• _THE REQUEST_
Below are some entries; can you quote all of them exactly?

Collected data

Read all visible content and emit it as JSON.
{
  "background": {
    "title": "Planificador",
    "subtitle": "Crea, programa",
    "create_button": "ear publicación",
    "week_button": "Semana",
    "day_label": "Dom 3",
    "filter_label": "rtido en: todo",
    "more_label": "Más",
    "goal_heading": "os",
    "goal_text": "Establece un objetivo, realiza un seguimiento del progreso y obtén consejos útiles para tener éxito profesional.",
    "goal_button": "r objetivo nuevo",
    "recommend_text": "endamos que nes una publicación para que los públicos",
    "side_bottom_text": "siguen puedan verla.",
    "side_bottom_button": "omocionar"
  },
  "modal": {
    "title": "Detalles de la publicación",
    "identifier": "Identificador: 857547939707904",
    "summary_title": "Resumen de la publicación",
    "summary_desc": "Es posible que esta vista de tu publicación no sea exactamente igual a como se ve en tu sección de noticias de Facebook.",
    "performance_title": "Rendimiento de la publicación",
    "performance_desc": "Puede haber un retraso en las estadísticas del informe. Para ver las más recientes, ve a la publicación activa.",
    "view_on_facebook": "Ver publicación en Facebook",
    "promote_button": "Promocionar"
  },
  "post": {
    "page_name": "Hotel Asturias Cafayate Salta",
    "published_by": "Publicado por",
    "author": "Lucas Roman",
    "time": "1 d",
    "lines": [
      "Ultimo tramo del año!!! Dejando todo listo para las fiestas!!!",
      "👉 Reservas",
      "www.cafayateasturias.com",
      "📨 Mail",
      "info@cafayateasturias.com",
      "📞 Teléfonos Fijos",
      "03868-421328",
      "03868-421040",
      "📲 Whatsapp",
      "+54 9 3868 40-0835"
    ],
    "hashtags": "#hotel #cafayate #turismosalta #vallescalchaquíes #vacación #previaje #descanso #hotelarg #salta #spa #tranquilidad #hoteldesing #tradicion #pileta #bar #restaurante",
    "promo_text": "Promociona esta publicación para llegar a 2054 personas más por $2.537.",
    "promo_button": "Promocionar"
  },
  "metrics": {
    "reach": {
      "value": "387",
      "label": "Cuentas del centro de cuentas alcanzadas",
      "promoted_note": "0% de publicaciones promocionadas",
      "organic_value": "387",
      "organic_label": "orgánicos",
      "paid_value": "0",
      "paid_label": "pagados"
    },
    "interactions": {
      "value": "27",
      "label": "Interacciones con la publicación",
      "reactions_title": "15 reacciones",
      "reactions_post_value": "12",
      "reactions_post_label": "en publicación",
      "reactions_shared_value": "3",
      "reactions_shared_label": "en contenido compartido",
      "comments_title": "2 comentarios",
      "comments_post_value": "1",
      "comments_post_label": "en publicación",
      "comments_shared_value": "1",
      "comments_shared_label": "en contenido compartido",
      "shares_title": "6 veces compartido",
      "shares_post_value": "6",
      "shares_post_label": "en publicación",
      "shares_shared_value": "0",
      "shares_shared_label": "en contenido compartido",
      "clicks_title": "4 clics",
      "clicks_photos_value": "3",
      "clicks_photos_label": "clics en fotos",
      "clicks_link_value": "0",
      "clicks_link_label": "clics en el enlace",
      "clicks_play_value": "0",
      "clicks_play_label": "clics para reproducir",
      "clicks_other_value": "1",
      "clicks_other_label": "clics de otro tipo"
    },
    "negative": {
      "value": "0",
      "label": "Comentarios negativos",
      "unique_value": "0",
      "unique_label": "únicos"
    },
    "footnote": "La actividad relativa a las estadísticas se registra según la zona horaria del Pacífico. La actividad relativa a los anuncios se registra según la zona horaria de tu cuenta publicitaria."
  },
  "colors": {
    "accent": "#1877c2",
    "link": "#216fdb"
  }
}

• _TASK RESULT_
Read all visible content and emit it as JSON.
{
  "background": {
    "title": "Planificador",
    "subtitle": "Crea, programa",
    "create_button": "ear publicación",
    "week_button": "Semana",
    "day_label": "Dom 3",
    "filter_label": "rtido en: todo",
    "more_label": "Más",
    "goal_heading": "os",
    "goal_text": "Establece un objetivo, realiza un seguimiento del progreso y obtén consejos útiles para tener éxito profesional.",
    "goal_button": "r objetivo nuevo",
    "recommend_text": "endamos que nes una publicación para que los públicos",
    "side_bottom_text": "siguen puedan verla.",
    "side_bottom_button": "omocionar"
  },
  "modal": {
    "title": "Detalles de la publicación",
    "identifier": "Identificador: 857547939707904",
    "summary_title": "Resumen de la publicación",
    "summary_desc": "Es posible que esta vista de tu publicación no sea exactamente igual a como se ve en tu sección de noticias de Facebook.",
    "performance_title": "Rendimiento de la publicación",
    "performance_desc": "Puede haber un retraso en las estadísticas del informe. Para ver las más recientes, ve a la publicación activa.",
    "view_on_facebook": "Ver publicación en Facebook",
    "promote_button": "Promocionar"
  },
  "post": {
    "page_name": "Hotel Asturias Cafayate Salta",
    "published_by": "Publicado por",
    "author": "Lucas Roman",
    "time": "1 d",
    "lines": [
      "Ultimo tramo del año!!! Dejando todo listo para las fiestas!!!",
      "👉 Reservas",
      "www.cafayateasturias.com",
      "📨 Mail",
      "info@cafayateasturias.com",
      "📞 Teléfonos Fijos",
      "03868-421328",
      "03868-421040",
      "📲 Whatsapp",
      "+54 9 3868 40-0835"
    ],
    "hashtags": "#hotel #cafayate #turismosalta #vallescalchaquíes #vacación #previaje #descanso #hotelarg #salta #spa #tranquilidad #hoteldesing #tradicion #pileta #bar #restaurante",
    "promo_text": "Promociona esta publicación para llegar a 2054 personas más por $2.537.",
    "promo_button": "Promocionar"
  },
  "metrics": {
    "reach": {
      "value": "387",
      "label": "Cuentas del centro de cuentas alcanzadas",
      "promoted_note": "0% de publicaciones promocionadas",
      "organic_value": "387",
      "organic_label": "orgánicos",
      "paid_value": "0",
      "paid_label": "pagados"
    },
    "interactions": {
      "value": "27",
      "label": "Interacciones con la publicación",
      "reactions_title": "15 reacciones",
      "reactions_post_value": "12",
      "reactions_post_label": "en publicación",
      "reactions_shared_value": "3",
      "reactions_shared_label": "en contenido compartido",
      "comments_title": "2 comentarios",
      "comments_post_value": "1",
      "comments_post_label": "en publicación",
      "comments_shared_value": "1",
      "comments_shared_label": "en contenido compartido",
      "shares_title": "6 veces compartido",
      "shares_post_value": "6",
      "shares_post_label": "en publicación",
      "shares_shared_value": "0",
      "shares_shared_label": "en contenido compartido",
      "clicks_title": "4 clics",
      "clicks_photos_value": "3",
      "clicks_photos_label": "clics en fotos",
      "clicks_link_value": "0",
      "clicks_link_label": "clics en el enlace",
      "clicks_play_value": "0",
      "clicks_play_label": "clics para reproducir",
      "clicks_other_value": "1",
      "clicks_other_label": "clics de otro tipo"
    },
    "negative": {
      "value": "0",
      "label": "Comentarios negativos",
      "unique_value": "0",
      "unique_label": "únicos"
    },
    "footnote": "La actividad relativa a las estadísticas se registra según la zona horaria del Pacífico. La actividad relativa a los anuncios se registra según la zona horaria de tu cuenta publicitaria."
  },
  "colors": {
    "accent": "#1877c2",
    "link": "#216fdb"
  }
}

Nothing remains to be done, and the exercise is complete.